DKIM Record Generator
Generate an RSA key pair and DKIM DNS TXT record locally in your browser.
About the DKIM Record Generator
The DKIM Record Generator creates a new RSA key pair and the DNS TXT record you need to publish for DomainKeys Identified Mail. You choose a selector and key size, click generate, and get the private key PEM plus the TXT value for selector._domainkey.yourdomain.
DKIM lets receiving servers verify that a message was signed by an authorized sender and was not altered in transit. The private key stays on your mail server (or provider). The public key goes in DNS as a TXT record. This tool generates both locally so you can set up self hosted or custom signing before pointing your provider at the keys.
Everything runs in your browser with node-forge. Keys are never uploaded, logged, or sent to any server. Copy the private key immediately and store it securely; leaving the page clears it from memory.
After publishing DNS, use Email Health with your selector to confirm the record is visible. Pair with SPF and DMARC generators for a complete authentication setup.
Reach developers and designers who use these tools every day. Privacy-first, no trackers.
Frequently asked questions
Where do I publish the DKIM record?
Create a TXT record on the host selector._domainkey.yourdomain.com. For selector s1 on example.com that is s1._domainkey.example.com. Paste the generated TXT value.
Is the private key uploaded?
No. Key generation happens entirely in your browser. Save the private key yourself and configure it on your mail server or provider.
What key size should I use?
2048 bit RSA is the common default and works with all major providers. 4096 bit is supported but slower to generate and may hit DNS TXT size limits on some hosts.
What is testing mode (t=s)?
t=s marks the key as testing only. Receivers may accept signatures but treat the domain as not fully deploying DKIM. Remove it for production keys.
Can I use this with Google or Microsoft 365?
Most hosted providers generate DKIM keys for you in their admin console. Use this tool when you run your own MTA or need a custom selector outside the provider UI.

Tasks for this exercise:
A) Reproduce the part of the DKIM generator page that opens with the words "Frequently asked questions" and closes with "generated TXT value.".
B) Answer these questions from the DKIM generator page.
(i) What library does the tool run with in the browser?
(ii) What key size is called the common default?
(iii) For selector s1 on example.com, on what host is the TXT record created?
C) List every email authentication standard that the DKIM generator page names.
The lines after the DKIM generator page have nothing to do with it.

[Bounding box prediction data]
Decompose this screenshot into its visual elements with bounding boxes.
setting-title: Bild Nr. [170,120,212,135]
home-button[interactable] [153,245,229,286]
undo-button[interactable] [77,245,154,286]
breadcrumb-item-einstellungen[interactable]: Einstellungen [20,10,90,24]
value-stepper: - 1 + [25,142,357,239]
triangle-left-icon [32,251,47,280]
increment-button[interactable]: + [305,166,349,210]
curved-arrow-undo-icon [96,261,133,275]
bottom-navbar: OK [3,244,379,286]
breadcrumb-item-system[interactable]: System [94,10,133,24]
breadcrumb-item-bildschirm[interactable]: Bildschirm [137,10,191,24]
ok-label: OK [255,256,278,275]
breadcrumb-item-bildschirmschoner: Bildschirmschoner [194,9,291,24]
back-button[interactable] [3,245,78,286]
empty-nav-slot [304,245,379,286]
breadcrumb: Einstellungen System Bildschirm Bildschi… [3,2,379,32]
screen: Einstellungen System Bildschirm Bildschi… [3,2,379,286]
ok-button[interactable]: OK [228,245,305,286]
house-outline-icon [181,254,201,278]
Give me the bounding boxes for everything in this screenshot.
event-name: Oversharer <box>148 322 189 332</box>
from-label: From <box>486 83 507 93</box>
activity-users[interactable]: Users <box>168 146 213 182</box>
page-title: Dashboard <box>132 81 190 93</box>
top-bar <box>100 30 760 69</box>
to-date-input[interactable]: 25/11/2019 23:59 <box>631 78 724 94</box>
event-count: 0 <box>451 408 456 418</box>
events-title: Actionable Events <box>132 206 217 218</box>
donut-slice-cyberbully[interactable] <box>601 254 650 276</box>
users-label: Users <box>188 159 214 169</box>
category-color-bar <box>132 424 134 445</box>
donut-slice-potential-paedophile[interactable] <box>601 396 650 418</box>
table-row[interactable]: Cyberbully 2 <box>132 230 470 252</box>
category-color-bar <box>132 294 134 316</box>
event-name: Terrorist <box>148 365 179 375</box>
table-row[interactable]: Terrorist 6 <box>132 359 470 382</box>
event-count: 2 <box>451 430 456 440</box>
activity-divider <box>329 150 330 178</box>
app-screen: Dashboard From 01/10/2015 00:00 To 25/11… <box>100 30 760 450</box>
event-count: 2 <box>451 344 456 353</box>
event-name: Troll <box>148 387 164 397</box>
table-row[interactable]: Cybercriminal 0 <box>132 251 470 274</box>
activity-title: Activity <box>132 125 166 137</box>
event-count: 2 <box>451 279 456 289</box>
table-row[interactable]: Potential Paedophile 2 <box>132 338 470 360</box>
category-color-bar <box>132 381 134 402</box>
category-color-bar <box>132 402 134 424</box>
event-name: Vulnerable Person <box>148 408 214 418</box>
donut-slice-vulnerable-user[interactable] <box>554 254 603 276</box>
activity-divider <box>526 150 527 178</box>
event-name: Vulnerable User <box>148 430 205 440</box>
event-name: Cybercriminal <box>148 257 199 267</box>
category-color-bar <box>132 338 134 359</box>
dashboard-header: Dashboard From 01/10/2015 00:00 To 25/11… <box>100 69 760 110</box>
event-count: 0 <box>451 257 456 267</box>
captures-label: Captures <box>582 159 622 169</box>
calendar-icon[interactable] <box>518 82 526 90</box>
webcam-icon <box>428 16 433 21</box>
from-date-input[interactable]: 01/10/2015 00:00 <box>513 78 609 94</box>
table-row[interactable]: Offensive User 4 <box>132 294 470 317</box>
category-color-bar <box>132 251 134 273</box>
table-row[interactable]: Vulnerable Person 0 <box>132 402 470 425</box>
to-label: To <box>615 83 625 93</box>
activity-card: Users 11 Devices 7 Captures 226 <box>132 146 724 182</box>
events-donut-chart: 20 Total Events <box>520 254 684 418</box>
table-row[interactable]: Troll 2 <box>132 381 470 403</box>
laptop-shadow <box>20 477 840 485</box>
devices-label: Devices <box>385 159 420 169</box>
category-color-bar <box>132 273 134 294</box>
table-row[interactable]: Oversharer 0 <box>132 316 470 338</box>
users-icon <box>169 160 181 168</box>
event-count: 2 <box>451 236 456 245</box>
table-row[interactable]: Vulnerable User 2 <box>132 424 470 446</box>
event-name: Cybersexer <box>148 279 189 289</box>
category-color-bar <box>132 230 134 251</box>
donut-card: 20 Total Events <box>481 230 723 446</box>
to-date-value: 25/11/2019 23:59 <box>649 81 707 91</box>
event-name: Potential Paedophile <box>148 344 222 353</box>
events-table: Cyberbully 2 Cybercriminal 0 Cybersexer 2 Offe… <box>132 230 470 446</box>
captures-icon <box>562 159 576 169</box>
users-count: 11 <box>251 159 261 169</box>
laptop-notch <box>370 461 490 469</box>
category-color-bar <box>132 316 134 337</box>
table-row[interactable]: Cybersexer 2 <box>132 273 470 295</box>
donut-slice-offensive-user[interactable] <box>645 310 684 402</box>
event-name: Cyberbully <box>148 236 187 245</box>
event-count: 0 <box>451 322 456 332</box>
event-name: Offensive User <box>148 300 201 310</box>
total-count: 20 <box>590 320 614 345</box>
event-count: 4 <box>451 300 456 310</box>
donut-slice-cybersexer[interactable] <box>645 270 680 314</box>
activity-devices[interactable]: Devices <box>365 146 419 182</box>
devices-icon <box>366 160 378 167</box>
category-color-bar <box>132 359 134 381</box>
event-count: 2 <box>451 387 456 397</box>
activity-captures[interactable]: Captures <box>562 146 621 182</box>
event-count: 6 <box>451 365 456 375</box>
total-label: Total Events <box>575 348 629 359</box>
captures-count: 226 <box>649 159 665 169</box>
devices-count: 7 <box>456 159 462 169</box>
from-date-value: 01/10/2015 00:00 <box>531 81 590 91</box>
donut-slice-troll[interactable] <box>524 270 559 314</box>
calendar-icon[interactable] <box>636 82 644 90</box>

Solution set:
A)
Frequently asked questions
Where do I publish the DKIM record?
Create a TXT record on the host selector._domainkey.yourdomain.com. For selector s1 on example.com that is s1._domainkey.example.com. Paste the generated TXT value.

B)
(i) node-forge
(ii) 2048 bit RSA
(iii) s1._domainkey.example.com

C) DKIM (DomainKeys Identified Mail), SPF, DMARC